▸ **Aim**
Your answer should be only a number: how many lines include the word "grid".

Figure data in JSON
------------------------------------------------------------
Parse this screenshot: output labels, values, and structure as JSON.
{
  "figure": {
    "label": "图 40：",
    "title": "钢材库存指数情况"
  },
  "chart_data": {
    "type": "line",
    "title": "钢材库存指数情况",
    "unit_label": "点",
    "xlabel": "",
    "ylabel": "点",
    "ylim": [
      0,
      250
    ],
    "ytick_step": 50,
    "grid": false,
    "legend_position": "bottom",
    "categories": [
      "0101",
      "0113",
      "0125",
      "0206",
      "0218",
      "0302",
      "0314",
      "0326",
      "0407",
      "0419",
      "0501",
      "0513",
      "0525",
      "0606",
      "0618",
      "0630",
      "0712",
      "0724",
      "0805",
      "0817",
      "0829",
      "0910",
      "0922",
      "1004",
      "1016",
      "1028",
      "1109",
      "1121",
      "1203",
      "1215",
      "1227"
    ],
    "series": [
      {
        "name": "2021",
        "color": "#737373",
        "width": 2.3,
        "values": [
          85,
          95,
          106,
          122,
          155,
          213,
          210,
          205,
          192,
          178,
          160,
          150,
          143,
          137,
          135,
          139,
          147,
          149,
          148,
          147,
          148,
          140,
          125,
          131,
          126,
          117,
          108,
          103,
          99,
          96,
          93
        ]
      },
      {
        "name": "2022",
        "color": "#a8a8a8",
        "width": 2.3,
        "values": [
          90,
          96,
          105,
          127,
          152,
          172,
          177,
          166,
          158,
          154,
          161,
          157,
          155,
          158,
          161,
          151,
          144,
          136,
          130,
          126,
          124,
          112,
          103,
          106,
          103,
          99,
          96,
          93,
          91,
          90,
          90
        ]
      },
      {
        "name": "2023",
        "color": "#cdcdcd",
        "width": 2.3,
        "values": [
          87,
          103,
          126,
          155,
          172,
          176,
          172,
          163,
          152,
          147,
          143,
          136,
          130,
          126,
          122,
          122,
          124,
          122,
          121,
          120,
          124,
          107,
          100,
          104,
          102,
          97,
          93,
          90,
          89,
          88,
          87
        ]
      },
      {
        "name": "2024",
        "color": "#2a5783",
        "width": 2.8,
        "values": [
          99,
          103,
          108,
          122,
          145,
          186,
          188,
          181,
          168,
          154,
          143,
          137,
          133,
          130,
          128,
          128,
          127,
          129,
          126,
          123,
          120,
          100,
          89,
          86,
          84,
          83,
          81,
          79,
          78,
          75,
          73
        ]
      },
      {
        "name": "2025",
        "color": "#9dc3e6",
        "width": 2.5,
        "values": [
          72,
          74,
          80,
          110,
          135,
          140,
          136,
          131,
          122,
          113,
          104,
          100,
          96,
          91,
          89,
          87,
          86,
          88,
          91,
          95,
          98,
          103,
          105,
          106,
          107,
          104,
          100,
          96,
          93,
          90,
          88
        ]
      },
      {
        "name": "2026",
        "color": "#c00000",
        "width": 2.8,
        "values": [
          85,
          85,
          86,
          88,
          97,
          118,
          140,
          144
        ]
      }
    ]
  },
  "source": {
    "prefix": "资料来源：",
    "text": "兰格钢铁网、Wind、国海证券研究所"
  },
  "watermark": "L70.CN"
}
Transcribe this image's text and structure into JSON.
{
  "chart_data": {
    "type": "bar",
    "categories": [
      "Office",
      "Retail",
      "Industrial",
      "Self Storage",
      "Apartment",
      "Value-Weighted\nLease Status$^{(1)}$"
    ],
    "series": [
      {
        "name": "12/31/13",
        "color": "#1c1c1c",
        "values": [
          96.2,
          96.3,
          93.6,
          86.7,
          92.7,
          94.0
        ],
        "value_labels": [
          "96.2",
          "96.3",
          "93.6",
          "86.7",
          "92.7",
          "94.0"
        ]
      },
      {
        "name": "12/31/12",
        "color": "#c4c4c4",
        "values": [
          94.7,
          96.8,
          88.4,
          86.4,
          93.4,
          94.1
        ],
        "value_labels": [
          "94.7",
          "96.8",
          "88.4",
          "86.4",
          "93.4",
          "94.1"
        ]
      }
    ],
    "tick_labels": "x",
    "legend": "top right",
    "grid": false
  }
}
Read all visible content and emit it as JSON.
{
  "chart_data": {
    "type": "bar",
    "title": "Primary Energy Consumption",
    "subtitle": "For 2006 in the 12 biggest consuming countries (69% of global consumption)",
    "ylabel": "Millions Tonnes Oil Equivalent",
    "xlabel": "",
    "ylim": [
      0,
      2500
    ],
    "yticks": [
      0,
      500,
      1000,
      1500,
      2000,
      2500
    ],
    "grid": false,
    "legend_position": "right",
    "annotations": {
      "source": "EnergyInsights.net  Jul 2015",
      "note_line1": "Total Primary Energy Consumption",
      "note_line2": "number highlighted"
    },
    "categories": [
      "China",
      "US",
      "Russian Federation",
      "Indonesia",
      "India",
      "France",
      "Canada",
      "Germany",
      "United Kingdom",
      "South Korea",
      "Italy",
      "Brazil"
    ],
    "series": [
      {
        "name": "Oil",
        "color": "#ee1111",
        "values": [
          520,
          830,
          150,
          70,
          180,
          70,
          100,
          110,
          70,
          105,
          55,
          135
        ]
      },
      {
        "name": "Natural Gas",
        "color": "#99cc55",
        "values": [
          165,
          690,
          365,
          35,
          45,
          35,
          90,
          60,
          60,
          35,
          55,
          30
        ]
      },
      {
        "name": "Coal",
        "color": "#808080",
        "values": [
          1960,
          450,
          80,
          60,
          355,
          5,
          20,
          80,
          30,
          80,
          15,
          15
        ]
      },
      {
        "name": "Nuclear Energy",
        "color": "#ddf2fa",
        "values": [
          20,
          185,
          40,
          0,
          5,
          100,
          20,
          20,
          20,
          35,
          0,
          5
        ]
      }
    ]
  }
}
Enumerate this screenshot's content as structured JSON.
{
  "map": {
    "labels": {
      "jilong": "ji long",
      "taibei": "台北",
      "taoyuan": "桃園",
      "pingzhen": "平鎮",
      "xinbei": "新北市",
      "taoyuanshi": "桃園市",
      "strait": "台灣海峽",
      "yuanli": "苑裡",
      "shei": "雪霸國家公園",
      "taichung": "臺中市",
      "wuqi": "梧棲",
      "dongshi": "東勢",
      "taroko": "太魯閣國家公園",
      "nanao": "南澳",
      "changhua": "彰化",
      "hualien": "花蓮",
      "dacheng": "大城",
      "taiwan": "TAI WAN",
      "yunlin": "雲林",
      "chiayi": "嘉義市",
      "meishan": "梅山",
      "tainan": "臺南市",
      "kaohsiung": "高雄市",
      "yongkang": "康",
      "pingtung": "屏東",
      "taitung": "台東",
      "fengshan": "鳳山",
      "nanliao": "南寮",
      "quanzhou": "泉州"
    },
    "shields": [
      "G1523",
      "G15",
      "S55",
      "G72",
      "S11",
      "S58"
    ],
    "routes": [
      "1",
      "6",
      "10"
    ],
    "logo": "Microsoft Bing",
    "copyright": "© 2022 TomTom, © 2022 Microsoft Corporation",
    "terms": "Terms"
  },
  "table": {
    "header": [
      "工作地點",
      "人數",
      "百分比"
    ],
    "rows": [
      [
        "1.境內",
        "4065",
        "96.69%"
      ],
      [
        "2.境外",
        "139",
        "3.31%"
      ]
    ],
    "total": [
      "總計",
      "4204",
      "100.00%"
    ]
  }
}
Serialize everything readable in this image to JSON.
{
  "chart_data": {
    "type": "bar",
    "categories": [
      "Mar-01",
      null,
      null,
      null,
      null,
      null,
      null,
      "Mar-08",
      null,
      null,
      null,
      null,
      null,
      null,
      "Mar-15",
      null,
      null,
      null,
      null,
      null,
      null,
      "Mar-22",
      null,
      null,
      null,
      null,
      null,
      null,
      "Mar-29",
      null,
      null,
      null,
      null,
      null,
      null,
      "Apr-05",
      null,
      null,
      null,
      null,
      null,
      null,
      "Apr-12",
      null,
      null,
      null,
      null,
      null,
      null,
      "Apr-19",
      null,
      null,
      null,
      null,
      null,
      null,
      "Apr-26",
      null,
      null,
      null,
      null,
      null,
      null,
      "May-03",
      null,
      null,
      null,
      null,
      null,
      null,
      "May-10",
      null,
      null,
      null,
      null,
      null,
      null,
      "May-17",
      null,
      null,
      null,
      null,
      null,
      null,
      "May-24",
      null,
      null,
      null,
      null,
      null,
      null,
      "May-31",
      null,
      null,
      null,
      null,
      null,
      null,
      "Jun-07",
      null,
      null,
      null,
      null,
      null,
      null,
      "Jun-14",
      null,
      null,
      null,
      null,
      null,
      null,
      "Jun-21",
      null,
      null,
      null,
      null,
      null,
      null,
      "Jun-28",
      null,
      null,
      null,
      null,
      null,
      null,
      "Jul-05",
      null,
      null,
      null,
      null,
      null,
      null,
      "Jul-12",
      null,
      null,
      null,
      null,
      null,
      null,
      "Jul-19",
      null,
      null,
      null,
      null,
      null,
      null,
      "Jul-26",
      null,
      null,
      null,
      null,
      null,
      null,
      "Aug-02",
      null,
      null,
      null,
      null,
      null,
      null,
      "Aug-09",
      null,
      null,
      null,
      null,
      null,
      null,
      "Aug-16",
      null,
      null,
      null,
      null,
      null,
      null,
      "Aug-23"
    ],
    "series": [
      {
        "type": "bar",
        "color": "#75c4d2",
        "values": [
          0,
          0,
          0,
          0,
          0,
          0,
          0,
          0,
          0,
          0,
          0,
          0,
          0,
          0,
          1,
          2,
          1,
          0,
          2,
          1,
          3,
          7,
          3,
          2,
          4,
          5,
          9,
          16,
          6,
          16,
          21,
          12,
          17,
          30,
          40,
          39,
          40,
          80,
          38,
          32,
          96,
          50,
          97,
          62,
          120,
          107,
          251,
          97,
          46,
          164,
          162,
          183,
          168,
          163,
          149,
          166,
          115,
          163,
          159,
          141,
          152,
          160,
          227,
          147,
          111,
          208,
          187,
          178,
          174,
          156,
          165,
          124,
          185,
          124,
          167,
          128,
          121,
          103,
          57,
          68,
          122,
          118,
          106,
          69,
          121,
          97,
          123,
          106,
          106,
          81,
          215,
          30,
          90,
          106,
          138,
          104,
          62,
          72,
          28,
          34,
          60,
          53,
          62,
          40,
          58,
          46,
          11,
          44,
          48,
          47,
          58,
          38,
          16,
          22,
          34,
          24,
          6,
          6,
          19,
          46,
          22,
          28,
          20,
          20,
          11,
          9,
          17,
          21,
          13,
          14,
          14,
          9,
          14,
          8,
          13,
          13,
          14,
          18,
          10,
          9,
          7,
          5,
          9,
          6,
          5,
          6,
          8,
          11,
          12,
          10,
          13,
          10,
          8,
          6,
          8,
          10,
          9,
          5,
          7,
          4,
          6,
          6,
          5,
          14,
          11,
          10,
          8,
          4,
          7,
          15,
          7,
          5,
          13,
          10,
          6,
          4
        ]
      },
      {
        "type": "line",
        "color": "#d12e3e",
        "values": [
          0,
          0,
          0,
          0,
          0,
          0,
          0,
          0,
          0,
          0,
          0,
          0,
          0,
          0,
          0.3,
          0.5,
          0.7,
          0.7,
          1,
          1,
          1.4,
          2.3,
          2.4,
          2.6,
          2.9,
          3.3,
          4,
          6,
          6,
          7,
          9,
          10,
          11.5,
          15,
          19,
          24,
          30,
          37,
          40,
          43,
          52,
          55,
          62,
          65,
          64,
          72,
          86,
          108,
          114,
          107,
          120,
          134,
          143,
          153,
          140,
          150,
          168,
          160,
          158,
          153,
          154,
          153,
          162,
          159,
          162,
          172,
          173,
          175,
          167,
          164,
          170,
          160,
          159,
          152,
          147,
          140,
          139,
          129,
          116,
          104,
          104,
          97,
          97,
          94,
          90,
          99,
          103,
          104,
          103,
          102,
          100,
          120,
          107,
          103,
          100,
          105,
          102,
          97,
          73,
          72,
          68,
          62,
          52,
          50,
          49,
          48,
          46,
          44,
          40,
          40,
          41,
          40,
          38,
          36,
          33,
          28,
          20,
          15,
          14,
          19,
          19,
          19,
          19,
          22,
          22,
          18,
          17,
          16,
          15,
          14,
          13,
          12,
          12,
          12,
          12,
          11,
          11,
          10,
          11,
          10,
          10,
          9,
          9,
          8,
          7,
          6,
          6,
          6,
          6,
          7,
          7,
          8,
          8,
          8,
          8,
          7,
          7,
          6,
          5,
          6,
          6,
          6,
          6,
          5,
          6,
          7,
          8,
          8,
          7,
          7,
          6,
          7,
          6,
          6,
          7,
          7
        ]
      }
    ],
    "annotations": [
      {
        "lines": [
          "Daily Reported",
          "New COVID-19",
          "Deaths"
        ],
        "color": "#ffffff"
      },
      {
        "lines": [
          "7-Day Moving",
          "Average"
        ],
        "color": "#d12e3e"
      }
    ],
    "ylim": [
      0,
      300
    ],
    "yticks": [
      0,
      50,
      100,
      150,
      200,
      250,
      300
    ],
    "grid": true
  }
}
------------------------------------------------------------
▸ **Final answer**
4